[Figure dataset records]
================================

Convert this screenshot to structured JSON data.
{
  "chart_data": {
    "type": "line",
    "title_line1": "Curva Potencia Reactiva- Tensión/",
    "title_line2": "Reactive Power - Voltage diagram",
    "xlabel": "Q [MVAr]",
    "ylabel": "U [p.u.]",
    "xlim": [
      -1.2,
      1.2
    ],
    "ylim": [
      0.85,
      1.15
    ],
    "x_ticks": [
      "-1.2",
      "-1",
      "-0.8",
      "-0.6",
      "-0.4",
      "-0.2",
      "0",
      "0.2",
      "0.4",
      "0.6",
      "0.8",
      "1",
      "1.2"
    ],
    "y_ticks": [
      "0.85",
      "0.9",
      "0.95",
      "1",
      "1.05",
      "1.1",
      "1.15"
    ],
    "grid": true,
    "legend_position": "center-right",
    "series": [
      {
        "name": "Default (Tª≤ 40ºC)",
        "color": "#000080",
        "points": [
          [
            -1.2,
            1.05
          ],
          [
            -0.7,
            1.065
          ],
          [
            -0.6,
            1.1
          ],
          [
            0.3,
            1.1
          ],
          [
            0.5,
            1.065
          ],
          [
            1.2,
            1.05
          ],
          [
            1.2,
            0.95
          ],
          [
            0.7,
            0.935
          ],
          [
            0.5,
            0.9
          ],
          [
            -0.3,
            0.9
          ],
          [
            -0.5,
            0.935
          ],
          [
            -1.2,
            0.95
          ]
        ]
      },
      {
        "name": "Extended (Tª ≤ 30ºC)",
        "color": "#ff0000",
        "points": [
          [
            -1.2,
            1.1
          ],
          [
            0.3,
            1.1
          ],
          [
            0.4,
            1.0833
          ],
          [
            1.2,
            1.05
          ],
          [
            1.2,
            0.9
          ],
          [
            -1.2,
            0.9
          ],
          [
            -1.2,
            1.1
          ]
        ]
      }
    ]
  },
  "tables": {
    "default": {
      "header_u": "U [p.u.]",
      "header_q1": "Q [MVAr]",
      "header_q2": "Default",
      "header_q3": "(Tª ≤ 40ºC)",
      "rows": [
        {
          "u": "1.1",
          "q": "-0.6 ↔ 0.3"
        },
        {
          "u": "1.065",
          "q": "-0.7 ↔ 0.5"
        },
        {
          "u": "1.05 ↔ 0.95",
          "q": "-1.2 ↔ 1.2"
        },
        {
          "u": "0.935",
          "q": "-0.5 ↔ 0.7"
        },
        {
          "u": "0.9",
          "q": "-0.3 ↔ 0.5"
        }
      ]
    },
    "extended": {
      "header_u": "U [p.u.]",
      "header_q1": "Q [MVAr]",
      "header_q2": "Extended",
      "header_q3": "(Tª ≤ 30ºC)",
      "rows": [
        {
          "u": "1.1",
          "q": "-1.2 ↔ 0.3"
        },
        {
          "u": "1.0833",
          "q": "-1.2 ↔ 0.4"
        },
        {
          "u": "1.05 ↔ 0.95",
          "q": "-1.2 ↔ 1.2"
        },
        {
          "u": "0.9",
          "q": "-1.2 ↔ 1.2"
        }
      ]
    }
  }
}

================================

All of the material must be reproduced exactly.

### Response for this exercise
Convert this screenshot to structured JSON data.
{
  "chart_data": {
    "type": "line",
    "title_line1": "Curva Potencia Reactiva- Tensión/",
    "title_line2": "Reactive Power - Voltage diagram",
    "xlabel": "Q [MVAr]",
    "ylabel": "U [p.u.]",
    "xlim": [
      -1.2,
      1.2
    ],
    "ylim": [
      0.85,
      1.15
    ],
    "x_ticks": [
      "-1.2",
      "-1",
      "-0.8",
      "-0.6",
      "-0.4",
      "-0.2",
      "0",
      "0.2",
      "0.4",
      "0.6",
      "0.8",
      "1",
      "1.2"
    ],
    "y_ticks": [
      "0.85",
      "0.9",
      "0.95",
      "1",
      "1.05",
      "1.1",
      "1.15"
    ],
    "grid": true,
    "legend_position": "center-right",
    "series": [
      {
        "name": "Default (Tª≤ 40ºC)",
        "color": "#000080",
        "points": [
          [
            -1.2,
            1.05
          ],
          [
            -0.7,
            1.065
          ],
          [
            -0.6,
            1.1
          ],
          [
            0.3,
            1.1
          ],
          [
            0.5,
            1.065
          ],
          [
            1.2,
            1.05
          ],
          [
            1.2,
            0.95
          ],
          [
            0.7,
            0.935
          ],
          [
            0.5,
            0.9
          ],
          [
            -0.3,
            0.9
          ],
          [
            -0.5,
            0.935
          ],
          [
            -1.2,
            0.95
          ]
        ]
      },
      {
        "name": "Extended (Tª ≤ 30ºC)",
        "color": "#ff0000",
        "points": [
          [
            -1.2,
            1.1
          ],
          [
            0.3,
            1.1
          ],
          [
            0.4,
            1.0833
          ],
          [
            1.2,
            1.05
          ],
          [
            1.2,
            0.9
          ],
          [
            -1.2,
            0.9
          ],
          [
            -1.2,
            1.1
          ]
        ]
      }
    ]
  },
  "tables": {
    "default": {
      "header_u": "U [p.u.]",
      "header_q1": "Q [MVAr]",
      "header_q2": "Default",
      "header_q3": "(Tª ≤ 40ºC)",
      "rows": [
        {
          "u": "1.1",
          "q": "-0.6 ↔ 0.3"
        },
        {
          "u": "1.065",
          "q": "-0.7 ↔ 0.5"
        },
        {
          "u": "1.05 ↔ 0.95",
          "q": "-1.2 ↔ 1.2"
        },
        {
          "u": "0.935",
          "q": "-0.5 ↔ 0.7"
        },
        {
          "u": "0.9",
          "q": "-0.3 ↔ 0.5"
        }
      ]
    },
    "extended": {
      "header_u": "U [p.u.]",
      "header_q1": "Q [MVAr]",
      "header_q2": "Extended",
      "header_q3": "(Tª ≤ 30ºC)",
      "rows": [
        {
          "u": "1.1",
          "q": "-1.2 ↔ 0.3"
        },
        {
          "u": "1.0833",
          "q": "-1.2 ↔ 0.4"
        },
        {
          "u": "1.05 ↔ 0.95",
          "q": "-1.2 ↔ 1.2"
        },
        {
          "u": "0.9",
          "q": "-1.2 ↔ 1.2"
        }
      ]
    }
  }
}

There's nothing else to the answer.